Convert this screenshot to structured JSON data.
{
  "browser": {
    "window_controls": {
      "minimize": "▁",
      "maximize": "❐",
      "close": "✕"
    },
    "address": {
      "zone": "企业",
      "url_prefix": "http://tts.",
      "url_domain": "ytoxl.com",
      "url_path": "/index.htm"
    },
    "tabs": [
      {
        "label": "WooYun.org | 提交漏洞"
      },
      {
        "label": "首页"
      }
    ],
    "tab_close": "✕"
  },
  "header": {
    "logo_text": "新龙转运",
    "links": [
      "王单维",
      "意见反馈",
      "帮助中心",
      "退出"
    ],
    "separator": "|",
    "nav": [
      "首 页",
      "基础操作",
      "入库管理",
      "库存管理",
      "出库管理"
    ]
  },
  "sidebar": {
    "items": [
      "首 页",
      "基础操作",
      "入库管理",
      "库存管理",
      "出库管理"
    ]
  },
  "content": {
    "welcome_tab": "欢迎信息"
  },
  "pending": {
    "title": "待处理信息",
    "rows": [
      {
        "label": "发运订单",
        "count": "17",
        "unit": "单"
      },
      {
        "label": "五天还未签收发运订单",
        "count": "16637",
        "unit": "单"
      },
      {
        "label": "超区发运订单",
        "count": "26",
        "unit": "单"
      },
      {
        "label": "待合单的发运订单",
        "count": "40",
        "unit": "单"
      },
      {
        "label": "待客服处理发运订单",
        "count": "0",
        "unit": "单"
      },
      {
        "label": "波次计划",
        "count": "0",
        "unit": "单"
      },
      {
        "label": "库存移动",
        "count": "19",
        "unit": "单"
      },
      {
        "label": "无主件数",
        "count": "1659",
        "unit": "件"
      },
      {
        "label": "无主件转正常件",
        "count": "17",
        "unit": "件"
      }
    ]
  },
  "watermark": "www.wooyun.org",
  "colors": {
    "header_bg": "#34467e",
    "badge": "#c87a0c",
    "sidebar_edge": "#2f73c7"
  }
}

◆ **Exercise instructions**
Go through the material above line by line and copy it exactly.

◆ **Task answer**
Convert this screenshot to structured JSON data.
{
  "browser": {
    "window_controls": {
      "minimize": "▁",
      "maximize": "❐",
      "close": "✕"
    },
    "address": {
      "zone": "企业",
      "url_prefix": "http://tts.",
      "url_domain": "ytoxl.com",
      "url_path": "/index.htm"
    },
    "tabs": [
      {
        "label": "WooYun.org | 提交漏洞"
      },
      {
        "label": "首页"
      }
    ],
    "tab_close": "✕"
  },
  "header": {
    "logo_text": "新龙转运",
    "links": [
      "王单维",
      "意见反馈",
      "帮助中心",
      "退出"
    ],
    "separator": "|",
    "nav": [
      "首 页",
      "基础操作",
      "入库管理",
      "库存管理",
      "出库管理"
    ]
  },
  "sidebar": {
    "items": [
      "首 页",
      "基础操作",
      "入库管理",
      "库存管理",
      "出库管理"
    ]
  },
  "content": {
    "welcome_tab": "欢迎信息"
  },
  "pending": {
    "title": "待处理信息",
    "rows": [
      {
        "label": "发运订单",
        "count": "17",
        "unit": "单"
      },
      {
        "label": "五天还未签收发运订单",
        "count": "16637",
        "unit": "单"
      },
      {
        "label": "超区发运订单",
        "count": "26",
        "unit": "单"
      },
      {
        "label": "待合单的发运订单",
        "count": "40",
        "unit": "单"
      },
      {
        "label": "待客服处理发运订单",
        "count": "0",
        "unit": "单"
      },
      {
        "label": "波次计划",
        "count": "0",
        "unit": "单"
      },
      {
        "label": "库存移动",
        "count": "19",
        "unit": "单"
      },
      {
        "label": "无主件数",
        "count": "1659",
        "unit": "件"
      },
      {
        "label": "无主件转正常件",
        "count": "17",
        "unit": "件"
      }
    ]
  },
  "watermark": "www.wooyun.org",
  "colors": {
    "header_bg": "#34467e",
    "badge": "#c87a0c",
    "sidebar_edge": "#2f73c7"
  }
}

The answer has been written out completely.